#### [Instructions for the task]
Reply with one number only, the count of lines holding the string "digital".

#### [Record excerpts]
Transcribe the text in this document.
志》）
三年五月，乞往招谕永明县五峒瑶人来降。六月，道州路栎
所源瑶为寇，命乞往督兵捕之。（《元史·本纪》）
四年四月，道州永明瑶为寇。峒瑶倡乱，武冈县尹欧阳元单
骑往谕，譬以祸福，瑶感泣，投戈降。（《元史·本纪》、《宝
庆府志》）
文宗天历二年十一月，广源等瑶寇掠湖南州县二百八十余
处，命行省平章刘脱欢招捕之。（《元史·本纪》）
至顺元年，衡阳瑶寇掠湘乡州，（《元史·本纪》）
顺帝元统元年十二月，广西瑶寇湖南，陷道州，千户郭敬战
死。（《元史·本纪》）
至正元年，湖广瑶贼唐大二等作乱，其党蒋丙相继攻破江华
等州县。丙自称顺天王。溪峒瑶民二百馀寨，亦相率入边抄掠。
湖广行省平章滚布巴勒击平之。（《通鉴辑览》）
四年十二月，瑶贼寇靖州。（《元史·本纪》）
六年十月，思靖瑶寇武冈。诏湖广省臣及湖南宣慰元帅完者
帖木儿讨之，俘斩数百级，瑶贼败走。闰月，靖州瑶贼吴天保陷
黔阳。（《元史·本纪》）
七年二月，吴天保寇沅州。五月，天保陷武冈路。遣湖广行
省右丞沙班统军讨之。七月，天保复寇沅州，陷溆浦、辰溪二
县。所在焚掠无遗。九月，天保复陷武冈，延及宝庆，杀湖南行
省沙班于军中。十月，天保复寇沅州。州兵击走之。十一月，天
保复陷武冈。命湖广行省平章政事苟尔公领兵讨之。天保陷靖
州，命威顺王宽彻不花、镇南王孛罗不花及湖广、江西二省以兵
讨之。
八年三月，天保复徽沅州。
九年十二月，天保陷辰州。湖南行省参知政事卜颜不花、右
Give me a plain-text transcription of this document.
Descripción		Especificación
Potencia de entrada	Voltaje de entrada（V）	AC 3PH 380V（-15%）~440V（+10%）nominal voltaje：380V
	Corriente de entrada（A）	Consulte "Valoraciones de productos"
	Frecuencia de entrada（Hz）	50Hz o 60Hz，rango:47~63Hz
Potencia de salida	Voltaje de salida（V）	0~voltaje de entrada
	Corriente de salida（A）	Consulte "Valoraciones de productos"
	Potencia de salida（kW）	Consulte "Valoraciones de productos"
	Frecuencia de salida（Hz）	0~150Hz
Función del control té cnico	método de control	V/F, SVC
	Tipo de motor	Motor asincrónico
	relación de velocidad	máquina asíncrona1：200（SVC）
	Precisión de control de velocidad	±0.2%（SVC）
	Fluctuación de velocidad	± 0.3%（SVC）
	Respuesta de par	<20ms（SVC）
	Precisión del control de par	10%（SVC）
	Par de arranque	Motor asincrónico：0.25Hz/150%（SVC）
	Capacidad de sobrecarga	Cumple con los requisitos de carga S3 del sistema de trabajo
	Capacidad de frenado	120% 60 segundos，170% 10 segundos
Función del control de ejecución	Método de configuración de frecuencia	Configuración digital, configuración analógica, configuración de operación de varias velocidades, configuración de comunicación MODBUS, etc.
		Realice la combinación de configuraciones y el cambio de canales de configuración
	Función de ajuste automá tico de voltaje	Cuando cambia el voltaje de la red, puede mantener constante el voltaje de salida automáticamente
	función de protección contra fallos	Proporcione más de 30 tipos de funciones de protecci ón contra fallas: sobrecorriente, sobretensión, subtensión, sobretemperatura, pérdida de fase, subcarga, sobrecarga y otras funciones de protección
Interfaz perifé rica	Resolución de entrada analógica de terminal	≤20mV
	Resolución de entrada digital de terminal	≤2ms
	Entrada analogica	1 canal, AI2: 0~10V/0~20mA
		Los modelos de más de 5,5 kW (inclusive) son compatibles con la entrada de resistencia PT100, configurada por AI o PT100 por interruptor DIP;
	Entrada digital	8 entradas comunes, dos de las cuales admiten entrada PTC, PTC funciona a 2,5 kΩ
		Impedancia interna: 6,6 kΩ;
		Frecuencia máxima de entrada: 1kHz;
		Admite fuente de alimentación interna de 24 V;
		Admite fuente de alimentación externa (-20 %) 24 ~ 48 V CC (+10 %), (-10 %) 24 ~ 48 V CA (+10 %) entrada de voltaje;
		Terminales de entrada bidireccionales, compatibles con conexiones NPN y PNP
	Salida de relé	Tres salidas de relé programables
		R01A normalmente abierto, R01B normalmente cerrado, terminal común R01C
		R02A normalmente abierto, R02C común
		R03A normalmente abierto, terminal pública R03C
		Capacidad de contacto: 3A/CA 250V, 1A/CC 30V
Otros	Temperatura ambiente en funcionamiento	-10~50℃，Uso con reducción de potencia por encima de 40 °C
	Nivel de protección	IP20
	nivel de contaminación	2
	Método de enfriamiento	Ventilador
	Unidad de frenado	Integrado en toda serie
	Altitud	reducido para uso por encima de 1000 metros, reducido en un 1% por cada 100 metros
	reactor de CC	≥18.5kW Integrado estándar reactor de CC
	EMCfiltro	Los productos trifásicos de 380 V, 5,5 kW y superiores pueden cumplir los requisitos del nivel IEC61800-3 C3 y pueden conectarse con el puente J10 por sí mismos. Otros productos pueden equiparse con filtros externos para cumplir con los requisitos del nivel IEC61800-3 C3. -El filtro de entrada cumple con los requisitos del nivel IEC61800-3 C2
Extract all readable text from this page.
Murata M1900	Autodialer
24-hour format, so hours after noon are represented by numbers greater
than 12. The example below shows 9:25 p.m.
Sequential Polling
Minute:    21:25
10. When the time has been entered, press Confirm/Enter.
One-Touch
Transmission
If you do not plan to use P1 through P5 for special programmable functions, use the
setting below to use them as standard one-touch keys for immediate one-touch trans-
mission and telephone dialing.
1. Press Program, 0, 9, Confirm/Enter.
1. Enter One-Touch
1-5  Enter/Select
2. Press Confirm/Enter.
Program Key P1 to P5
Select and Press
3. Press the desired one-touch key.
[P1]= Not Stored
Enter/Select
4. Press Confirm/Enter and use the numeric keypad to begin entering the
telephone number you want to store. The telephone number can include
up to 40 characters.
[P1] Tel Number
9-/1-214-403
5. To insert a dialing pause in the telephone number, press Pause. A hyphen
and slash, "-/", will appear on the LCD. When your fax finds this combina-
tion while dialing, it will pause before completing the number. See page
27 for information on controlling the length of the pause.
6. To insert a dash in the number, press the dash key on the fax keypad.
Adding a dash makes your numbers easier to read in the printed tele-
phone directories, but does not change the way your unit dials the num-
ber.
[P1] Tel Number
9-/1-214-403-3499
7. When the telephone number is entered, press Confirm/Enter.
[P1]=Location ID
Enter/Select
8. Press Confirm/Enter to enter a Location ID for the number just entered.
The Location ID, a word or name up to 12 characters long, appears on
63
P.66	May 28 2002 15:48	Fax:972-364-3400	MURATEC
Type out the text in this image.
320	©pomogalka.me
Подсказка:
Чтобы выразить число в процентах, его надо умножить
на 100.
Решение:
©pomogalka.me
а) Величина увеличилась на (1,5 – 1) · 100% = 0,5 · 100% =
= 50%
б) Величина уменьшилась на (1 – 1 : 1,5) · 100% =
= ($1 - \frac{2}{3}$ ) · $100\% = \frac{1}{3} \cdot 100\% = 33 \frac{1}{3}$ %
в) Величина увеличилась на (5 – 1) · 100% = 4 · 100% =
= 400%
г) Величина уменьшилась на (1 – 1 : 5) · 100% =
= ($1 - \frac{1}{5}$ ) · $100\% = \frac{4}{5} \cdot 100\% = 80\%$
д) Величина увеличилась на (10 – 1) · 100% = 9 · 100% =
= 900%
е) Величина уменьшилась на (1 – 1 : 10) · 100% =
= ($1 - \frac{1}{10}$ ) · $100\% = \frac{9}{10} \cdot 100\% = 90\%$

#### [Written reply]
3